%%

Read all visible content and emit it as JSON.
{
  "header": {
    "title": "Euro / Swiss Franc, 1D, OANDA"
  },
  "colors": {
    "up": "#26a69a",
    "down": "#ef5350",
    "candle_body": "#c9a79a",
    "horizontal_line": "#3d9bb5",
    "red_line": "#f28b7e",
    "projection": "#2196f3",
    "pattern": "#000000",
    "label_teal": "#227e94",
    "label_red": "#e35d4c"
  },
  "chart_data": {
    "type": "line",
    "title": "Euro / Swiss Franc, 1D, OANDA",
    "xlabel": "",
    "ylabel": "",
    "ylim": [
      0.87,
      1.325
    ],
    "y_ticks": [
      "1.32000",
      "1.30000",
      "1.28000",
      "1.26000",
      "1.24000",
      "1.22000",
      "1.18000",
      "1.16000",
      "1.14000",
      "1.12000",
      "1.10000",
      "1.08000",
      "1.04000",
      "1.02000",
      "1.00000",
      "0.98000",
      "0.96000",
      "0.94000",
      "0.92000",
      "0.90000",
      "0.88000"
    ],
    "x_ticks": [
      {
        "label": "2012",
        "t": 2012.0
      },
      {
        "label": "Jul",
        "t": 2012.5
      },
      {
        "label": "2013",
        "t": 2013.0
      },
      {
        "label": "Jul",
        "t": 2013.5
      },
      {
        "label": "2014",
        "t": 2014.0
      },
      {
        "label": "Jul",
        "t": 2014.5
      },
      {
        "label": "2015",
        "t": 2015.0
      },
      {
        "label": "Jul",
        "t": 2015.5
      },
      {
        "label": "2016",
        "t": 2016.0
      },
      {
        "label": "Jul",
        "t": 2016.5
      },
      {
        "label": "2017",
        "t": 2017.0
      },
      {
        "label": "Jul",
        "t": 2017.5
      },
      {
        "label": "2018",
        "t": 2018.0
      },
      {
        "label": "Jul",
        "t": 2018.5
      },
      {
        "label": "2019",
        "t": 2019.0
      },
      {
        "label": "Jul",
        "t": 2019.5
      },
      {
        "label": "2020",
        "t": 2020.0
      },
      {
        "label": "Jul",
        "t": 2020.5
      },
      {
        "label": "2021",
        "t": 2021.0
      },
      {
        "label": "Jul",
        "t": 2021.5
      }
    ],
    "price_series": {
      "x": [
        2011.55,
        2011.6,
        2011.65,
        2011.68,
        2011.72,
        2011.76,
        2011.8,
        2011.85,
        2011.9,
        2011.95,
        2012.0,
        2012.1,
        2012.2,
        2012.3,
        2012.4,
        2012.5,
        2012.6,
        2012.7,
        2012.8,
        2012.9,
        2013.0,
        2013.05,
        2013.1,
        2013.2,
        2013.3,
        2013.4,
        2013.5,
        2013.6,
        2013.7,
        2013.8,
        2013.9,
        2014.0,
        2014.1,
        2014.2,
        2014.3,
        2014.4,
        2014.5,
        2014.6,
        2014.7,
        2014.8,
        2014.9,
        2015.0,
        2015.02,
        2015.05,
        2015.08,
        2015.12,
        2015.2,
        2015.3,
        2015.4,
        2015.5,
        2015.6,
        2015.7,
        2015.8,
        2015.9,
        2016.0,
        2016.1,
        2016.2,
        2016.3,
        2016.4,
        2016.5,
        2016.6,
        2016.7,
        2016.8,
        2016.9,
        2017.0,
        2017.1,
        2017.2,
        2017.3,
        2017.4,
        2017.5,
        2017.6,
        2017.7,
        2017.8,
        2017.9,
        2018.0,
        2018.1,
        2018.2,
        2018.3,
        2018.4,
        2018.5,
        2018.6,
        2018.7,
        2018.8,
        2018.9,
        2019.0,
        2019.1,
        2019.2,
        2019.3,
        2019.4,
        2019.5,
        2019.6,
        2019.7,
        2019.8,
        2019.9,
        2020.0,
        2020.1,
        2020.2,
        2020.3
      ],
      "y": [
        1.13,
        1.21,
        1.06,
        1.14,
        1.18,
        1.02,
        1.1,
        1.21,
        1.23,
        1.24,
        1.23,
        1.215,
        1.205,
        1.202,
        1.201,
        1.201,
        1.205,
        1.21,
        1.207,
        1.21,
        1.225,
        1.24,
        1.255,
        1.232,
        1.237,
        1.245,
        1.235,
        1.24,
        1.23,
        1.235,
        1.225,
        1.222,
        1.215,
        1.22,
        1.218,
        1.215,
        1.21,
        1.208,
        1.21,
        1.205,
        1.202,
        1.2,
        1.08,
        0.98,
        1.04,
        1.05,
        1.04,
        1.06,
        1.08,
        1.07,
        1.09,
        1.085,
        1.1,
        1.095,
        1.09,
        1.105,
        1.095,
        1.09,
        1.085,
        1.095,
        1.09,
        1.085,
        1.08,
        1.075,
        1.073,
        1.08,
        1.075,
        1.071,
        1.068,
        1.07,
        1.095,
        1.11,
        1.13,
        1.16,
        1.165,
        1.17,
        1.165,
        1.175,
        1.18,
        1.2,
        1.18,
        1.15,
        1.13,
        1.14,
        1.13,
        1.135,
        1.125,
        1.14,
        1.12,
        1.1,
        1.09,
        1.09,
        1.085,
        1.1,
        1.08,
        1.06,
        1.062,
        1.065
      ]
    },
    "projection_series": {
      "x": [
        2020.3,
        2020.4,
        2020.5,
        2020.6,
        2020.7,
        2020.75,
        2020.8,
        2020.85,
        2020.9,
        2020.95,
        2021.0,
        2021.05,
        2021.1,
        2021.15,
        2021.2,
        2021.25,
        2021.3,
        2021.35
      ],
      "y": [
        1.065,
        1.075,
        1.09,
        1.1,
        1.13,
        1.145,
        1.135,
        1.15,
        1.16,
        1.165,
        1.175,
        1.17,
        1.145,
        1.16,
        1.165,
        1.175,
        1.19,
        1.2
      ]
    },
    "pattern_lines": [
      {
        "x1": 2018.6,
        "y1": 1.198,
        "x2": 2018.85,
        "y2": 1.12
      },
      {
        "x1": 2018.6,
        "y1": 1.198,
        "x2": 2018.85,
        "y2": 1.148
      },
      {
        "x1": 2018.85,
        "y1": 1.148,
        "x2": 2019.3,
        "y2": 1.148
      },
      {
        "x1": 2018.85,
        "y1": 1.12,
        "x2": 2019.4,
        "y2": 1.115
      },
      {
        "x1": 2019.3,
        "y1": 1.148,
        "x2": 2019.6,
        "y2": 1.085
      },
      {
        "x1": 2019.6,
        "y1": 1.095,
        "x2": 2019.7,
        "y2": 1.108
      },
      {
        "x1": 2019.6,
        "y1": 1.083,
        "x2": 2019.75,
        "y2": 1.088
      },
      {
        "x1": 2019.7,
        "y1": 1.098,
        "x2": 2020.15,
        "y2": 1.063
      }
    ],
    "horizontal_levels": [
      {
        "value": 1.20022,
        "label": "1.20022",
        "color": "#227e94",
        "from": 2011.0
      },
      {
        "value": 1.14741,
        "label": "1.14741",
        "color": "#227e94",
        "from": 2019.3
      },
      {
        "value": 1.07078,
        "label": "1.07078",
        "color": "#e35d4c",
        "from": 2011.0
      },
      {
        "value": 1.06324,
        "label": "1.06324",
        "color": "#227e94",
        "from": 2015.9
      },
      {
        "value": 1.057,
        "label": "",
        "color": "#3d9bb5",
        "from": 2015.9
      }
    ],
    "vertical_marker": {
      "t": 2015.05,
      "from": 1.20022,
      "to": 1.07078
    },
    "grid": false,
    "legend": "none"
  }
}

%%

Lines from the records above that hold "OANDA" are the ones to list.

    "title": "Euro / Swiss Franc, 1D, OANDA"
    "title": "Euro / Swiss Franc, 1D, OANDA",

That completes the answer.